● **INSTRUCTIONS TO FOLLOW**
Would you write out the entries below, every one of them, exactly?

═════ GIVEN DATA

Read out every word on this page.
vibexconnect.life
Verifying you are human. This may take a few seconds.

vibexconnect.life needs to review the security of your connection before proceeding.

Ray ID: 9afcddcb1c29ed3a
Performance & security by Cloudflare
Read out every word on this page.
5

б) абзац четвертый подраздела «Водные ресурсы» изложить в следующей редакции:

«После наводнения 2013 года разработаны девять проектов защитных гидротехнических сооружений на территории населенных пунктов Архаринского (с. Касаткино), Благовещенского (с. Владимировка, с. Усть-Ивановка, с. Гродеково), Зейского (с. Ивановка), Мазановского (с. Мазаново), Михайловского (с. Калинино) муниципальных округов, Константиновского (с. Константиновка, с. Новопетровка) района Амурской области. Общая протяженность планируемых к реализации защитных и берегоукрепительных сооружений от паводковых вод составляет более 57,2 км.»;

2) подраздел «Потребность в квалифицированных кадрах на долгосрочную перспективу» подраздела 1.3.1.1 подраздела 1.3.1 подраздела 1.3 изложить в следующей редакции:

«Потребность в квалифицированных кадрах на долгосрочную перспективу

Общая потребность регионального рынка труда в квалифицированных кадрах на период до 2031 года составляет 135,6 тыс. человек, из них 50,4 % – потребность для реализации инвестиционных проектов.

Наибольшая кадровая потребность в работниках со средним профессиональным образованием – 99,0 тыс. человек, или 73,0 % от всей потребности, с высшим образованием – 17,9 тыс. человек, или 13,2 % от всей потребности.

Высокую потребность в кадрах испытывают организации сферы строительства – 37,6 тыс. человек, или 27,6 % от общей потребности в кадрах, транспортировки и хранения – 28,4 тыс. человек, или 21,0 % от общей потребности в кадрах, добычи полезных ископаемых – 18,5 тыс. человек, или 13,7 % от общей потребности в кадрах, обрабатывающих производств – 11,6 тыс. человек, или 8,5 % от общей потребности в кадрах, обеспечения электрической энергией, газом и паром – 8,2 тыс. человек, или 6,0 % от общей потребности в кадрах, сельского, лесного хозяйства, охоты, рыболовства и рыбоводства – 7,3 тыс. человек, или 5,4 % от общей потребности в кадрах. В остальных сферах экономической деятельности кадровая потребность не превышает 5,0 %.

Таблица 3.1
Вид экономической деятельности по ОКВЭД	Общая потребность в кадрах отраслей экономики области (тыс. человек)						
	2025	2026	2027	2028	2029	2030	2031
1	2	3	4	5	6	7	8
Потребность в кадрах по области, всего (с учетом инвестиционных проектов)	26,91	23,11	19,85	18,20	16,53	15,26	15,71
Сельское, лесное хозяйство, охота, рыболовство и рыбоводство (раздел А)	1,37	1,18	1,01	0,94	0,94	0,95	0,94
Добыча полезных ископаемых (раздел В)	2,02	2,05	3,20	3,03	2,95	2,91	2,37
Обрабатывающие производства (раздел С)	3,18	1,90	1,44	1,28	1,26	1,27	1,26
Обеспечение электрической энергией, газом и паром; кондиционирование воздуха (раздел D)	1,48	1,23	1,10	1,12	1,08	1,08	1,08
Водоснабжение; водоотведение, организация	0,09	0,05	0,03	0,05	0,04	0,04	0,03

══════════

● **ANSWER TO THIS PROBLEM**
Read out every word on this page.
vibexconnect.life
Verifying you are human. This may take a few seconds.

vibexconnect.life needs to review the security of your connection before proceeding.

Ray ID: 9afcddcb1c29ed3a
Performance & security by Cloudflare
Read out every word on this page.
5

б) абзац четвертый подраздела «Водные ресурсы» изложить в следующей редакции:

«После наводнения 2013 года разработаны девять проектов защитных гидротехнических сооружений на территории населенных пунктов Архаринского (с. Касаткино), Благовещенского (с. Владимировка, с. Усть-Ивановка, с. Гродеково), Зейского (с. Ивановка), Мазановского (с. Мазаново), Михайловского (с. Калинино) муниципальных округов, Константиновского (с. Константиновка, с. Новопетровка) района Амурской области. Общая протяженность планируемых к реализации защитных и берегоукрепительных сооружений от паводковых вод составляет более 57,2 км.»;

2) подраздел «Потребность в квалифицированных кадрах на долгосрочную перспективу» подраздела 1.3.1.1 подраздела 1.3.1 подраздела 1.3 изложить в следующей редакции:

«Потребность в квалифицированных кадрах на долгосрочную перспективу

Общая потребность регионального рынка труда в квалифицированных кадрах на период до 2031 года составляет 135,6 тыс. человек, из них 50,4 % – потребность для реализации инвестиционных проектов.

Наибольшая кадровая потребность в работниках со средним профессиональным образованием – 99,0 тыс. человек, или 73,0 % от всей потребности, с высшим образованием – 17,9 тыс. человек, или 13,2 % от всей потребности.

Высокую потребность в кадрах испытывают организации сферы строительства – 37,6 тыс. человек, или 27,6 % от общей потребности в кадрах, транспортировки и хранения – 28,4 тыс. человек, или 21,0 % от общей потребности в кадрах, добычи полезных ископаемых – 18,5 тыс. человек, или 13,7 % от общей потребности в кадрах, обрабатывающих производств – 11,6 тыс. человек, или 8,5 % от общей потребности в кадрах, обеспечения электрической энергией, газом и паром – 8,2 тыс. человек, или 6,0 % от общей потребности в кадрах, сельского, лесного хозяйства, охоты, рыболовства и рыбоводства – 7,3 тыс. человек, или 5,4 % от общей потребности в кадрах. В остальных сферах экономической деятельности кадровая потребность не превышает 5,0 %.

Таблица 3.1
Вид экономической деятельности по ОКВЭД	Общая потребность в кадрах отраслей экономики области (тыс. человек)						
	2025	2026	2027	2028	2029	2030	2031
1	2	3	4	5	6	7	8
Потребность в кадрах по области, всего (с учетом инвестиционных проектов)	26,91	23,11	19,85	18,20	16,53	15,26	15,71
Сельское, лесное хозяйство, охота, рыболовство и рыбоводство (раздел А)	1,37	1,18	1,01	0,94	0,94	0,95	0,94
Добыча полезных ископаемых (раздел В)	2,02	2,05	3,20	3,03	2,95	2,91	2,37
Обрабатывающие производства (раздел С)	3,18	1,90	1,44	1,28	1,26	1,27	1,26
Обеспечение электрической энергией, газом и паром; кондиционирование воздуха (раздел D)	1,48	1,23	1,10	1,12	1,08	1,08	1,08
Водоснабжение; водоотведение, организация	0,09	0,05	0,03	0,05	0,04	0,04	0,03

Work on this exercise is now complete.